▶ Written exercise: Gather, from the data below, each line in which the word "this" occurs.
# start of The data
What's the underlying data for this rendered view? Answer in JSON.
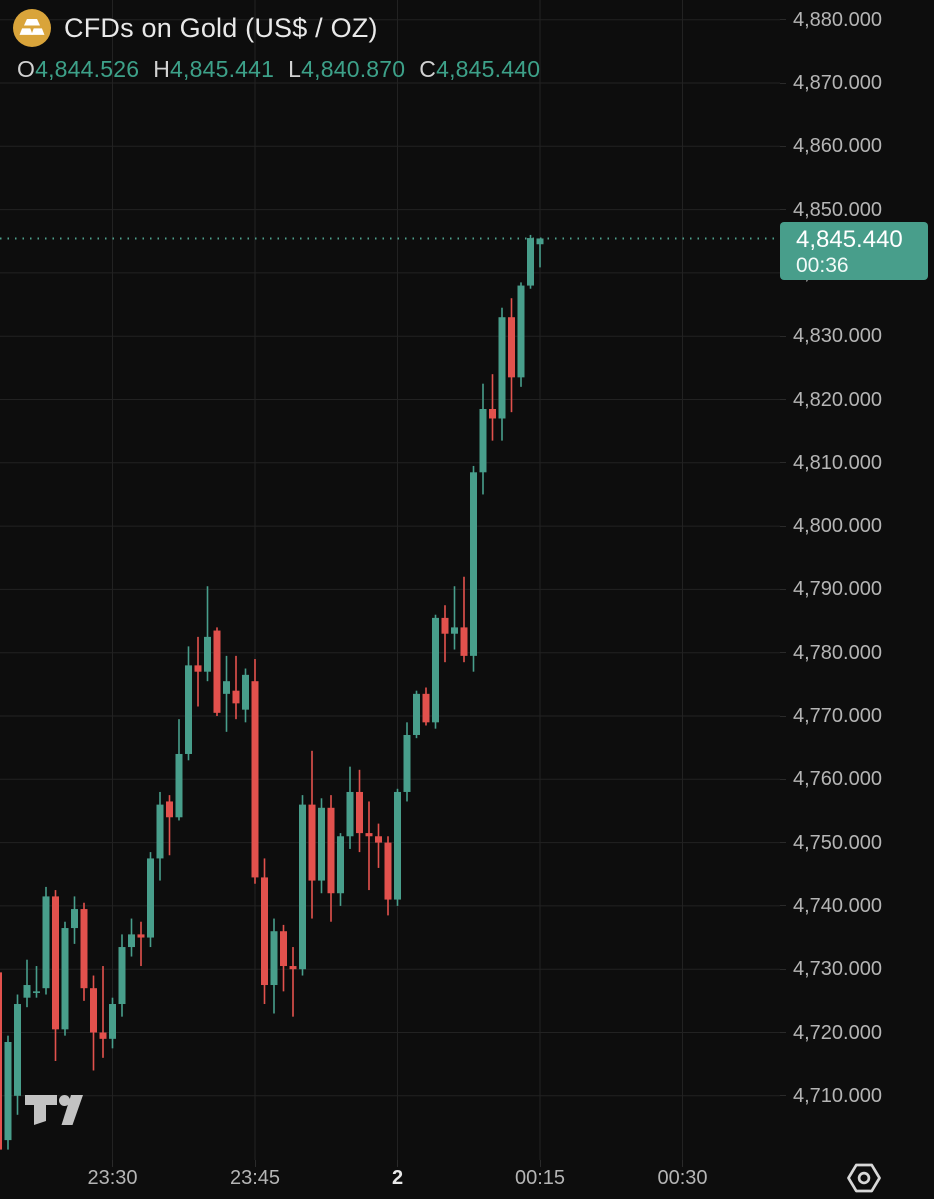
{
  "header": {
    "symbol_title": "CFDs on Gold (US$ / OZ)",
    "ohlc": [
      {
        "key": "O",
        "value": "4,844.526"
      },
      {
        "key": "H",
        "value": "4,845.441"
      },
      {
        "key": "L",
        "value": "4,840.870"
      },
      {
        "key": "C",
        "value": "4,845.440"
      }
    ]
  },
  "price_label": {
    "price": "4,845.440",
    "countdown": "00:36"
  },
  "colors": {
    "background": "#0d0d0d",
    "grid": "#222222",
    "up": "#489e8b",
    "down": "#e2514d",
    "axis_text": "#b5b5b5",
    "bright_text": "#e9e9e9",
    "value_text": "#3da189",
    "gold_icon": "#d9a43a",
    "price_line": "#4da08c"
  },
  "chart_data": {
    "type": "candlestick",
    "title": "CFDs on Gold (US$ / OZ)",
    "timeframe_minutes": 1,
    "ylim": [
      4700,
      4883
    ],
    "grid": true,
    "columns": [
      "time",
      "open",
      "high",
      "low",
      "close"
    ],
    "candles": [
      [
        "23:18",
        4729.5,
        4730.5,
        4701.0,
        4701.5
      ],
      [
        "23:19",
        4703.0,
        4719.5,
        4701.5,
        4718.5
      ],
      [
        "23:20",
        4710.0,
        4726.0,
        4707.0,
        4724.5
      ],
      [
        "23:21",
        4725.5,
        4731.5,
        4724.0,
        4727.5
      ],
      [
        "23:22",
        4726.5,
        4730.5,
        4725.5,
        4726.5
      ],
      [
        "23:23",
        4727.0,
        4743.0,
        4726.0,
        4741.5
      ],
      [
        "23:24",
        4741.5,
        4742.5,
        4715.5,
        4720.5
      ],
      [
        "23:25",
        4720.5,
        4737.5,
        4719.5,
        4736.5
      ],
      [
        "23:26",
        4736.5,
        4741.5,
        4734.0,
        4739.5
      ],
      [
        "23:27",
        4739.5,
        4740.5,
        4725.0,
        4727.0
      ],
      [
        "23:28",
        4727.0,
        4729.0,
        4714.0,
        4720.0
      ],
      [
        "23:29",
        4720.0,
        4730.5,
        4716.0,
        4719.0
      ],
      [
        "23:30",
        4719.0,
        4725.5,
        4717.5,
        4724.5
      ],
      [
        "23:31",
        4724.5,
        4735.5,
        4722.5,
        4733.5
      ],
      [
        "23:32",
        4733.5,
        4738.0,
        4732.0,
        4735.5
      ],
      [
        "23:33",
        4735.5,
        4737.5,
        4730.5,
        4735.0
      ],
      [
        "23:34",
        4735.0,
        4748.5,
        4733.5,
        4747.5
      ],
      [
        "23:35",
        4747.5,
        4758.0,
        4744.0,
        4756.0
      ],
      [
        "23:36",
        4756.5,
        4757.5,
        4748.0,
        4754.0
      ],
      [
        "23:37",
        4754.0,
        4769.5,
        4753.5,
        4764.0
      ],
      [
        "23:38",
        4764.0,
        4781.0,
        4763.0,
        4778.0
      ],
      [
        "23:39",
        4778.0,
        4782.5,
        4771.5,
        4777.0
      ],
      [
        "23:40",
        4777.0,
        4790.5,
        4775.5,
        4782.5
      ],
      [
        "23:41",
        4783.5,
        4784.0,
        4770.0,
        4770.5
      ],
      [
        "23:42",
        4773.5,
        4779.5,
        4767.5,
        4775.5
      ],
      [
        "23:43",
        4774.0,
        4779.5,
        4769.5,
        4772.0
      ],
      [
        "23:44",
        4771.0,
        4777.5,
        4769.0,
        4776.5
      ],
      [
        "23:45",
        4775.5,
        4779.0,
        4743.5,
        4744.5
      ],
      [
        "23:46",
        4744.5,
        4747.5,
        4724.5,
        4727.5
      ],
      [
        "23:47",
        4727.5,
        4738.0,
        4723.0,
        4736.0
      ],
      [
        "23:48",
        4736.0,
        4737.0,
        4726.5,
        4730.5
      ],
      [
        "23:49",
        4730.5,
        4733.5,
        4722.5,
        4730.0
      ],
      [
        "23:50",
        4730.0,
        4757.5,
        4729.0,
        4756.0
      ],
      [
        "23:51",
        4756.0,
        4764.5,
        4738.0,
        4744.0
      ],
      [
        "23:52",
        4744.0,
        4757.0,
        4742.0,
        4755.5
      ],
      [
        "23:53",
        4755.5,
        4757.5,
        4737.5,
        4742.0
      ],
      [
        "23:54",
        4742.0,
        4751.5,
        4740.0,
        4751.0
      ],
      [
        "23:55",
        4751.0,
        4762.0,
        4749.0,
        4758.0
      ],
      [
        "23:56",
        4758.0,
        4761.5,
        4748.5,
        4751.5
      ],
      [
        "23:57",
        4751.5,
        4756.5,
        4742.5,
        4751.0
      ],
      [
        "23:58",
        4751.0,
        4753.0,
        4746.0,
        4750.0
      ],
      [
        "23:59",
        4750.0,
        4751.0,
        4738.5,
        4741.0
      ],
      [
        "00:00",
        4741.0,
        4758.5,
        4740.0,
        4758.0
      ],
      [
        "00:01",
        4758.0,
        4769.0,
        4756.5,
        4767.0
      ],
      [
        "00:02",
        4767.0,
        4774.0,
        4766.5,
        4773.5
      ],
      [
        "00:03",
        4773.5,
        4774.5,
        4768.5,
        4769.0
      ],
      [
        "00:04",
        4769.0,
        4786.0,
        4768.0,
        4785.5
      ],
      [
        "00:05",
        4785.5,
        4787.5,
        4778.5,
        4783.0
      ],
      [
        "00:06",
        4783.0,
        4790.5,
        4780.5,
        4784.0
      ],
      [
        "00:07",
        4784.0,
        4792.0,
        4778.5,
        4779.5
      ],
      [
        "00:08",
        4779.5,
        4809.5,
        4777.0,
        4808.5
      ],
      [
        "00:09",
        4808.5,
        4822.5,
        4805.0,
        4818.5
      ],
      [
        "00:10",
        4818.5,
        4824.0,
        4813.5,
        4817.0
      ],
      [
        "00:11",
        4817.0,
        4834.5,
        4813.5,
        4833.0
      ],
      [
        "00:12",
        4833.0,
        4836.0,
        4818.0,
        4823.5
      ],
      [
        "00:13",
        4823.5,
        4838.5,
        4822.0,
        4838.0
      ],
      [
        "00:14",
        4838.0,
        4846.0,
        4837.5,
        4845.5
      ],
      [
        "00:15",
        4844.526,
        4845.441,
        4840.87,
        4845.44
      ]
    ],
    "y_axis": {
      "ticks": [
        4880,
        4870,
        4860,
        4850,
        4840,
        4830,
        4820,
        4810,
        4800,
        4790,
        4780,
        4770,
        4760,
        4750,
        4740,
        4730,
        4720,
        4710
      ],
      "decimals": 3
    },
    "x_axis": {
      "ticks": [
        {
          "label": "23:30",
          "index": 12,
          "bold": false
        },
        {
          "label": "23:45",
          "index": 27,
          "bold": false
        },
        {
          "label": "2",
          "index": 42,
          "bold": true
        },
        {
          "label": "00:15",
          "index": 57,
          "bold": false
        },
        {
          "label": "00:30",
          "index": 72,
          "bold": false
        }
      ]
    },
    "price_line": {
      "price": 4845.44,
      "label": "4,845.440",
      "countdown": "00:36",
      "style": "dotted"
    }
  }
}
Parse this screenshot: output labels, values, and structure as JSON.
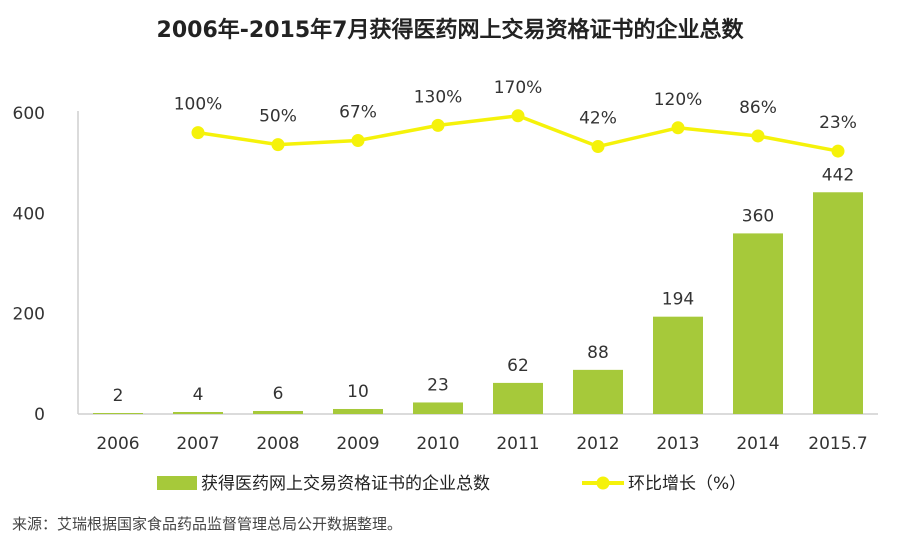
{
  "chart_data": {
    "type": "bar+line",
    "title": "2006年-2015年7月获得医药网上交易资格证书的企业总数",
    "categories": [
      "2006",
      "2007",
      "2008",
      "2009",
      "2010",
      "2011",
      "2012",
      "2013",
      "2014",
      "2015.7"
    ],
    "series": [
      {
        "name": "获得医药网上交易资格证书的企业总数",
        "type": "bar",
        "color": "#a6c93a",
        "values": [
          2,
          4,
          6,
          10,
          23,
          62,
          88,
          194,
          360,
          442
        ]
      },
      {
        "name": "环比增长（%）",
        "type": "line",
        "color": "#f5f20a",
        "values": [
          null,
          100,
          50,
          67,
          130,
          170,
          42,
          120,
          86,
          23
        ],
        "labels": [
          "",
          "100%",
          "50%",
          "67%",
          "130%",
          "170%",
          "42%",
          "120%",
          "86%",
          "23%"
        ]
      }
    ],
    "y_ticks": [
      "0",
      "200",
      "400",
      "600"
    ],
    "ylim": [
      0,
      600
    ],
    "grid": false,
    "legend_position": "bottom"
  },
  "source": "来源：艾瑞根据国家食品药品监督管理总局公开数据整理。"
}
# end of The data
▶ Exercise output:
What's the underlying data for this rendered view? Answer in JSON.
Parse this screenshot: output labels, values, and structure as JSON.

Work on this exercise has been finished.